■ The exercise ■
Among the lines of this listing, determine how many contain the string "title". Answer with the number only.

(Records from a collection of figures)
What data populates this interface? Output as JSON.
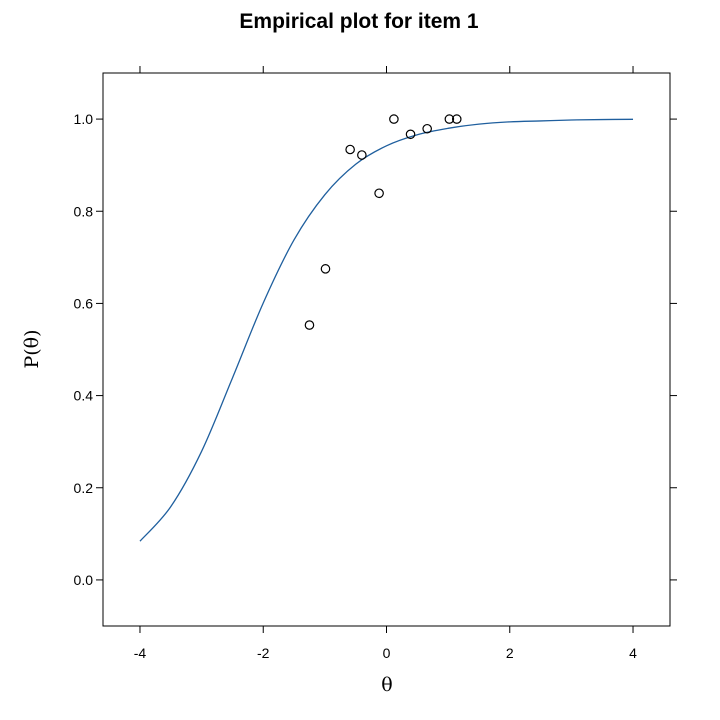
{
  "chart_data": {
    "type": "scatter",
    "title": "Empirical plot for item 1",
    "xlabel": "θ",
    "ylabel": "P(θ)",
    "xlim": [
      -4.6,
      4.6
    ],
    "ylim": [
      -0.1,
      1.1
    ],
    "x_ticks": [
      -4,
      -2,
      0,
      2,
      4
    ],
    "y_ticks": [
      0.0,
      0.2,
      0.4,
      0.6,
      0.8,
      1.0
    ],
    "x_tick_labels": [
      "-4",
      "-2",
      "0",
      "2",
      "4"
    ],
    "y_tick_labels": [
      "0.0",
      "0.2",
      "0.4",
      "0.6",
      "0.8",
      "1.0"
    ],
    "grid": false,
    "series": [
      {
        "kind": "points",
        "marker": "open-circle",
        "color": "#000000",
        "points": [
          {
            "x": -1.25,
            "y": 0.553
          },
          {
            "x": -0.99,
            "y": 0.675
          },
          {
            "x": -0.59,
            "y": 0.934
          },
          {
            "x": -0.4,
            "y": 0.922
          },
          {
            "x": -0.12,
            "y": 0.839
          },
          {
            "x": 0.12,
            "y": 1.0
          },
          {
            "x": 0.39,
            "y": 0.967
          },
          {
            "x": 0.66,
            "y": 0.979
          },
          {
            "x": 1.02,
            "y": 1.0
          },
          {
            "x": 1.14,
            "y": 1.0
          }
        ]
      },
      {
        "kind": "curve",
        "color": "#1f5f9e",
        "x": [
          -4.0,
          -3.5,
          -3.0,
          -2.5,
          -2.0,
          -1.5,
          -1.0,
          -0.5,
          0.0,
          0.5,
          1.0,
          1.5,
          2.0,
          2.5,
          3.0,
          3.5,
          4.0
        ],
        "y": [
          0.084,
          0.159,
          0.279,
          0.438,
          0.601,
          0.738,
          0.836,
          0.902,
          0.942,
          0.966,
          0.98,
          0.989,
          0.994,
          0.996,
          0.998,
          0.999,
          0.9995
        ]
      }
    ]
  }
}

...

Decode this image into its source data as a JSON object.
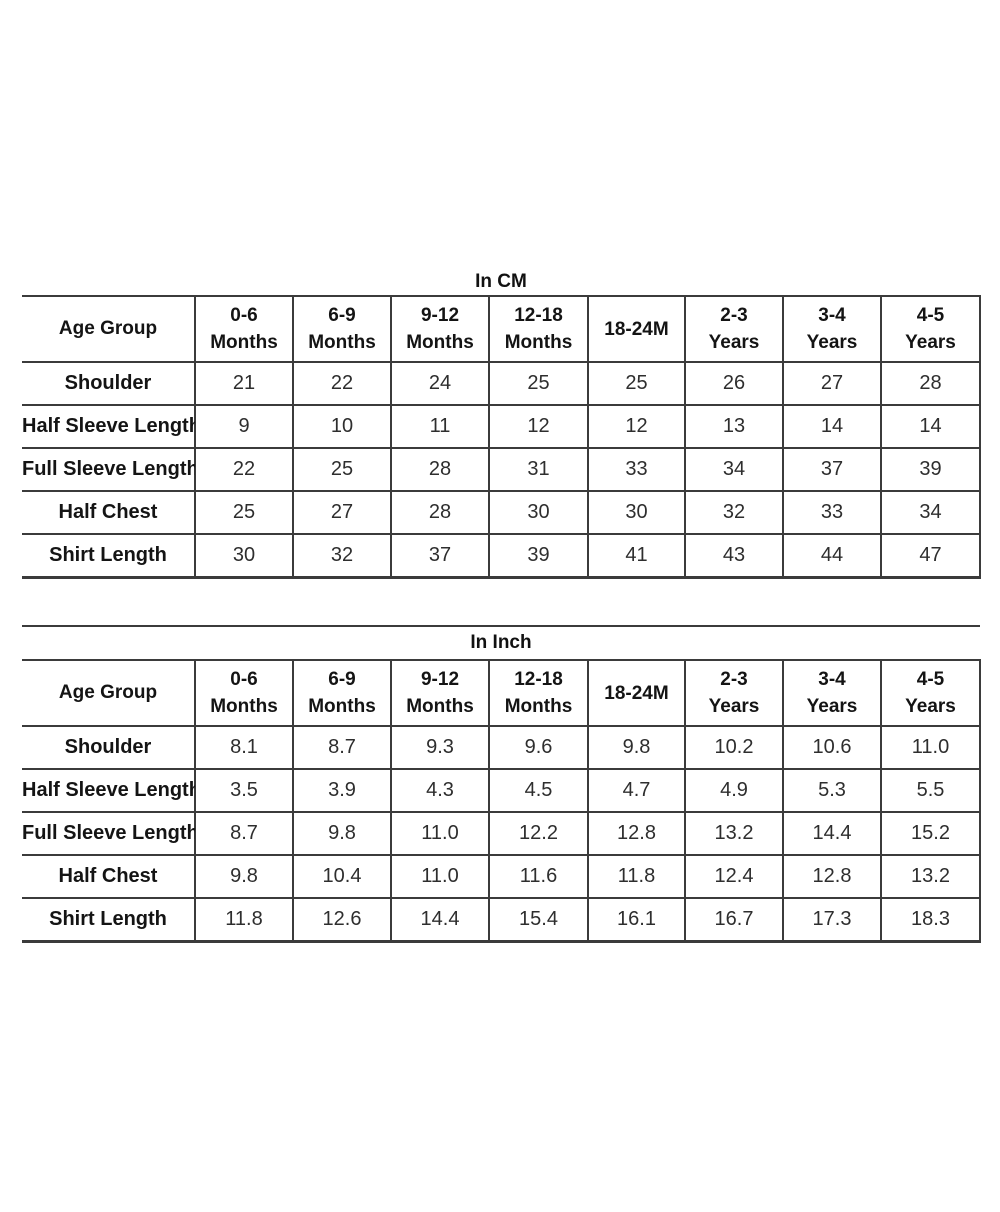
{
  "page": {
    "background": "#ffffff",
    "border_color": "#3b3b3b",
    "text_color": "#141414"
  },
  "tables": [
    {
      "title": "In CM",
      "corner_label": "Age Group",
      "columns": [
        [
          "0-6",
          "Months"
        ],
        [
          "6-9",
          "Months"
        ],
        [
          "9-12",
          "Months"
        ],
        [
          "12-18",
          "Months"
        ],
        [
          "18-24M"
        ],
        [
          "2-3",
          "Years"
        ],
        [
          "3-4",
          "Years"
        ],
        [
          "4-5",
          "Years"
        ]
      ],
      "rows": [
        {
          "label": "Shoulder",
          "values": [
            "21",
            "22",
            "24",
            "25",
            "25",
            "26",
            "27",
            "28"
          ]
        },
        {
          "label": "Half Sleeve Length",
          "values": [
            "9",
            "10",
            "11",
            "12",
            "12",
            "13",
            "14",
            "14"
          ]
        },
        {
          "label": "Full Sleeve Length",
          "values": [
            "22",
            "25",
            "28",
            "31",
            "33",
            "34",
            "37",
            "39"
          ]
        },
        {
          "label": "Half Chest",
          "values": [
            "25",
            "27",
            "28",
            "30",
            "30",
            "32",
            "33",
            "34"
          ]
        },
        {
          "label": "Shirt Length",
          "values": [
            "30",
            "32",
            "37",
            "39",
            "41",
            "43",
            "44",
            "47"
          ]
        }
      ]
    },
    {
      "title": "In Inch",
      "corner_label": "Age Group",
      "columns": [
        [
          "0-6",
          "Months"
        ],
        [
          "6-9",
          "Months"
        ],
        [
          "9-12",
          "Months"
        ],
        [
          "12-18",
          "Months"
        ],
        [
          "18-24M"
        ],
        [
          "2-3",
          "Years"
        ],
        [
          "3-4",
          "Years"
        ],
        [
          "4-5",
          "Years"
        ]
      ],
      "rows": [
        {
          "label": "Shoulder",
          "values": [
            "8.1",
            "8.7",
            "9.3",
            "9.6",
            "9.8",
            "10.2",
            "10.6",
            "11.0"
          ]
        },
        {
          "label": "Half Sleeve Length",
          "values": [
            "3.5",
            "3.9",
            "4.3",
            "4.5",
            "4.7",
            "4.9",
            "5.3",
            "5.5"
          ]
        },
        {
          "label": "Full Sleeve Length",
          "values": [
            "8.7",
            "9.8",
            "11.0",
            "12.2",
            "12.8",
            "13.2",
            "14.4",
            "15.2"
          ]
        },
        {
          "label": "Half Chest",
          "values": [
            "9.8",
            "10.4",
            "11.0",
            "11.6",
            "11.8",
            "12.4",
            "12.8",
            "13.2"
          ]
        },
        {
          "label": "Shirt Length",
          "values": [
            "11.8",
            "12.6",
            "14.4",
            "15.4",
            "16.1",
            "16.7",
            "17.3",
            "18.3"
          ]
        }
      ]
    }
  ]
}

---

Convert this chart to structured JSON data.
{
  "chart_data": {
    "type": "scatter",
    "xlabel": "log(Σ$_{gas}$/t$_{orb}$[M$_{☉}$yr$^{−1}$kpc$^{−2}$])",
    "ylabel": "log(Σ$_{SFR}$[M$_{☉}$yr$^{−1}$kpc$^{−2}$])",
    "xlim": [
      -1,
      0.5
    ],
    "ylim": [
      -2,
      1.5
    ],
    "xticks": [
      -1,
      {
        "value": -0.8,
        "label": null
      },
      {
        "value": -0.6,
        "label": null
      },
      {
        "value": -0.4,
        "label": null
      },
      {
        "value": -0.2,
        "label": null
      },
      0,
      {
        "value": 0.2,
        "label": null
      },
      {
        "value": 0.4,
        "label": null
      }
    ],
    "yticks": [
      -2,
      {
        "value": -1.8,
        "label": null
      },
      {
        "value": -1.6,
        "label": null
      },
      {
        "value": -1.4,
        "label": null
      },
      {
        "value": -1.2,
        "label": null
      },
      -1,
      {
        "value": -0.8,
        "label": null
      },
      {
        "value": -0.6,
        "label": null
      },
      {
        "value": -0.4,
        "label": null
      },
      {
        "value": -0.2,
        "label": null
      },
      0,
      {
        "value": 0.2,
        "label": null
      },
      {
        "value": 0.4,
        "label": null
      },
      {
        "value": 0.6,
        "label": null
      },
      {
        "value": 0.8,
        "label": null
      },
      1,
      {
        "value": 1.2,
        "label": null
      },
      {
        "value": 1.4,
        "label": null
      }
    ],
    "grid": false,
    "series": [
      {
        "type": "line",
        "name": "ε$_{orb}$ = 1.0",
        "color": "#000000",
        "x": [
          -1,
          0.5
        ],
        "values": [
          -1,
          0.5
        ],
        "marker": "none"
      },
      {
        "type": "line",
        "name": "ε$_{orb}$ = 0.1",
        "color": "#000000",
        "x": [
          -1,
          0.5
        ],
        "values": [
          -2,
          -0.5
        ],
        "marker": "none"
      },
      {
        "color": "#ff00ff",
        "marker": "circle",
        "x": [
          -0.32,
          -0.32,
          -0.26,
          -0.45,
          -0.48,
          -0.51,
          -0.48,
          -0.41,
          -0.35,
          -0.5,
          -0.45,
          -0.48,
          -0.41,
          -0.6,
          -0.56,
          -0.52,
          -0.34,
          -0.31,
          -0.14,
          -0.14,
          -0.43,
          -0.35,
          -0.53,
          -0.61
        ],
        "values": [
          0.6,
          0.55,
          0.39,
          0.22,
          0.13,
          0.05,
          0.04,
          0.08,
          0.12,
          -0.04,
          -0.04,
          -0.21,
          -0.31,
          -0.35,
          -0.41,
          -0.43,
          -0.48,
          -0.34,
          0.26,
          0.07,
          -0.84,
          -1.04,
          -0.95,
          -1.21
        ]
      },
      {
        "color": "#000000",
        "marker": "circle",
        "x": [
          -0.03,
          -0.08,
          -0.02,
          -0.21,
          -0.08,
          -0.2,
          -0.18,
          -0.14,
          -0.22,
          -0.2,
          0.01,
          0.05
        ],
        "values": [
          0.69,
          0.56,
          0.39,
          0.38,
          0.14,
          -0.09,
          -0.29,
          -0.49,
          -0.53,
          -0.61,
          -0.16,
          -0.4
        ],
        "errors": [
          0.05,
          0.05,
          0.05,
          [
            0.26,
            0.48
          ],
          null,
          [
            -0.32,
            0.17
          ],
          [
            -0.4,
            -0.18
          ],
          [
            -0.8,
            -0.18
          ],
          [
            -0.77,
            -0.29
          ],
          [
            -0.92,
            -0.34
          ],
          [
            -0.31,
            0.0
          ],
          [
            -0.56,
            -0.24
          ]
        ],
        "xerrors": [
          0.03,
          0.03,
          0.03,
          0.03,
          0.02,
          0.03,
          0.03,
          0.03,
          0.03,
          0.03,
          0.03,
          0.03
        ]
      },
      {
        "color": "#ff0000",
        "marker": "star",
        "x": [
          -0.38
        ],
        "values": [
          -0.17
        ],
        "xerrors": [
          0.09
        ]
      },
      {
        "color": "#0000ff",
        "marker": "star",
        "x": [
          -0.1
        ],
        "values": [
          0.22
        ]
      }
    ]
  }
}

■ Solution to the problem ■
3